▶ **Exercise inputs**
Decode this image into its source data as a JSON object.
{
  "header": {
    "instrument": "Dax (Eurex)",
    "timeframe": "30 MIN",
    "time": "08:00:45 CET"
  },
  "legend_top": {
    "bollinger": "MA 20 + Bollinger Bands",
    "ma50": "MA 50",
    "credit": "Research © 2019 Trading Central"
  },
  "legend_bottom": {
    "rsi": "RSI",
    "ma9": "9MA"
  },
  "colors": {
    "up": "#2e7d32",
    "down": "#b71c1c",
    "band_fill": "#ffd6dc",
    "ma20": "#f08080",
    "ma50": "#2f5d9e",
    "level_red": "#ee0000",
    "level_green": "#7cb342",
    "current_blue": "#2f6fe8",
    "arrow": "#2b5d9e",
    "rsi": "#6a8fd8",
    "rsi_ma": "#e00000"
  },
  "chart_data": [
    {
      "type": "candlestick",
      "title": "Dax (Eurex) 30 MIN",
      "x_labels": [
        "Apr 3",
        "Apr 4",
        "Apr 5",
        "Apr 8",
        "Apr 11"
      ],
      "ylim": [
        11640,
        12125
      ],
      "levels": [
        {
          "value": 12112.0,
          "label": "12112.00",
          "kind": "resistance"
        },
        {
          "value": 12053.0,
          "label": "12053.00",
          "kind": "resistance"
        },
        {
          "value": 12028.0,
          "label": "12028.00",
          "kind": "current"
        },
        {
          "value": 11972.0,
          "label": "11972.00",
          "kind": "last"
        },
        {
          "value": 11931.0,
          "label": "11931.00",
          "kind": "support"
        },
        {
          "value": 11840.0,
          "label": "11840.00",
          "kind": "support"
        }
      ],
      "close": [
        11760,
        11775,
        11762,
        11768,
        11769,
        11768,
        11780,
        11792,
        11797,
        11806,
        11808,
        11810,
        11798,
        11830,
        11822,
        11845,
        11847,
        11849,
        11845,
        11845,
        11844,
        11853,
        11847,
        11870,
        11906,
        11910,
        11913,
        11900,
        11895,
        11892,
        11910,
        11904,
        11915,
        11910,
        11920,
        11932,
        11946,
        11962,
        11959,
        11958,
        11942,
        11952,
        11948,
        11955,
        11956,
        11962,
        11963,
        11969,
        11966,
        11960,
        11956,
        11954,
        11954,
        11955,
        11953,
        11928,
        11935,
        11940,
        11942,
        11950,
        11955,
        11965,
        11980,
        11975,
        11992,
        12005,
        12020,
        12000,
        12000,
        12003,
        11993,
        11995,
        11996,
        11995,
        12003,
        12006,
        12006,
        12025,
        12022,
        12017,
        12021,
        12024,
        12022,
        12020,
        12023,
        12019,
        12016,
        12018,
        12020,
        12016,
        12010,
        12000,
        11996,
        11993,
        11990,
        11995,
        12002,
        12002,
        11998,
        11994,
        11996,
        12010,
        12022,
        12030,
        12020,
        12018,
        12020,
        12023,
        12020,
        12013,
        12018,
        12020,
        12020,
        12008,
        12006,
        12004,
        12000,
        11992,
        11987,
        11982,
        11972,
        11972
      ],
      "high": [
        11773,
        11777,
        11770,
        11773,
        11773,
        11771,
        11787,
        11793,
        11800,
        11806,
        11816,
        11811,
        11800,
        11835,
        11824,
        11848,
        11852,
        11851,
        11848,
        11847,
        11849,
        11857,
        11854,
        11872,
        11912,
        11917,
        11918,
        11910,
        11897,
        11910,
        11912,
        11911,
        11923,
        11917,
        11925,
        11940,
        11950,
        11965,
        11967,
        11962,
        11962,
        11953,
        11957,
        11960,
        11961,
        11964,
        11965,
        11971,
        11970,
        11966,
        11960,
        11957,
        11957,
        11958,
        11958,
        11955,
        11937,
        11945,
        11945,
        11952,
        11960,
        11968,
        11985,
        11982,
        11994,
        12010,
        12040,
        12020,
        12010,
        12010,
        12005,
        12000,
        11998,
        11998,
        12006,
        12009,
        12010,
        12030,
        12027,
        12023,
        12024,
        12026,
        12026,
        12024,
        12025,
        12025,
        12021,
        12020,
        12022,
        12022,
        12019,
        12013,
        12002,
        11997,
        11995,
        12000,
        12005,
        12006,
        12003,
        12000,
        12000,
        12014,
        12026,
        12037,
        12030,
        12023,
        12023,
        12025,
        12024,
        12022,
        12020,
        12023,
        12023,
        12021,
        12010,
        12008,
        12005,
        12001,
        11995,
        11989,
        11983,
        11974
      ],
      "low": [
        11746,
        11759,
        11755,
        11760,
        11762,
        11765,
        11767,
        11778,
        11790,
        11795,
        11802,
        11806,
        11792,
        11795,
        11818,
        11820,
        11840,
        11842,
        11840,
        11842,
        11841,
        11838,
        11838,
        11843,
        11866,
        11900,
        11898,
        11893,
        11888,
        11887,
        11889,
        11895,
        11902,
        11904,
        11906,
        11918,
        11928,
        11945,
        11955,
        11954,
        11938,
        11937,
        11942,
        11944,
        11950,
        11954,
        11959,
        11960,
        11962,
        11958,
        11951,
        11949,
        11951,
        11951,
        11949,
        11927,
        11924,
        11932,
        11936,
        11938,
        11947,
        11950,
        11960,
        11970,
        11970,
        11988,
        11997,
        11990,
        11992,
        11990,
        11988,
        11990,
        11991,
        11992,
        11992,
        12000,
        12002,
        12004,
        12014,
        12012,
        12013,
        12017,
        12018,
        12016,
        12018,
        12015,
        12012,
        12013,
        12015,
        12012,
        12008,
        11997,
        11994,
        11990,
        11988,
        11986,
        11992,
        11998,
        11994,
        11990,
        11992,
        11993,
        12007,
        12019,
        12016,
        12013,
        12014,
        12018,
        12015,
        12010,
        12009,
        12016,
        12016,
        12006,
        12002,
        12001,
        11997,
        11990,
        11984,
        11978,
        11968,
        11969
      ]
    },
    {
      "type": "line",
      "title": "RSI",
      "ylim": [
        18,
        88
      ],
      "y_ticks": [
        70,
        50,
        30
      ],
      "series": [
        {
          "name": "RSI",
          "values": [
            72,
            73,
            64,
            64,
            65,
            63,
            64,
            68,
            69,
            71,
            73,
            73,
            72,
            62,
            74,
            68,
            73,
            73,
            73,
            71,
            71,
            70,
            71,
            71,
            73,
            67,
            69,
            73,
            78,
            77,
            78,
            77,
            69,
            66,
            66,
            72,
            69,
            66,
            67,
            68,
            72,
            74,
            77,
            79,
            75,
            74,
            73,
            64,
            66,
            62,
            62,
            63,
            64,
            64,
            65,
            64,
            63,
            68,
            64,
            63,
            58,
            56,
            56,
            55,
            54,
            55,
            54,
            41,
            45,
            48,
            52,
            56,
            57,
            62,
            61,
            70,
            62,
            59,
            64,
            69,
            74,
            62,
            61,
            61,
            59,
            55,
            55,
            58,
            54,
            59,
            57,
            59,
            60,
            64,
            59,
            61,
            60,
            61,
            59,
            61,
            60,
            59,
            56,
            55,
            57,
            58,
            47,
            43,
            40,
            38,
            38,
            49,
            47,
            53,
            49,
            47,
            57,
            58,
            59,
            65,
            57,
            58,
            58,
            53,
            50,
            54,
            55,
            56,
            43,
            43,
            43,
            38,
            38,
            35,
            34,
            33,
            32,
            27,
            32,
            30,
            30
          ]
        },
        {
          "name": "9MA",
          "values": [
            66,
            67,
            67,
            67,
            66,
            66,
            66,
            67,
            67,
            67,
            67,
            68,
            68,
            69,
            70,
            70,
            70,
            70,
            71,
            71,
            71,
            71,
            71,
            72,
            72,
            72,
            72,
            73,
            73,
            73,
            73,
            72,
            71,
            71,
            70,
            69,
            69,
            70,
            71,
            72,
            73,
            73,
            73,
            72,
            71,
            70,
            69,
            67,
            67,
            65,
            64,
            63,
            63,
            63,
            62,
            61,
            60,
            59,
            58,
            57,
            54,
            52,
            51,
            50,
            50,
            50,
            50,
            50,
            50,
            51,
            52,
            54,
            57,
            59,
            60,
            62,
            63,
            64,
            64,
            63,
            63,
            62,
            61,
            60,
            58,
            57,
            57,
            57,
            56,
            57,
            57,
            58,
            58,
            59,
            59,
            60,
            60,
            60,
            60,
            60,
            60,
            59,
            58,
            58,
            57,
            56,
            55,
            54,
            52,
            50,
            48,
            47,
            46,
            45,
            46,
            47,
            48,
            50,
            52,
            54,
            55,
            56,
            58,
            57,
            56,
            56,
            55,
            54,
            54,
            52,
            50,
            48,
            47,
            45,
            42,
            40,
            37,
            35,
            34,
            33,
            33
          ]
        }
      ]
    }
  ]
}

▶ **Goal**
Copy out every line of the listing that contains the string "Eurex".

▶ **Expected output**
    "instrument": "Dax (Eurex)",
      "title": "Dax (Eurex) 30 MIN",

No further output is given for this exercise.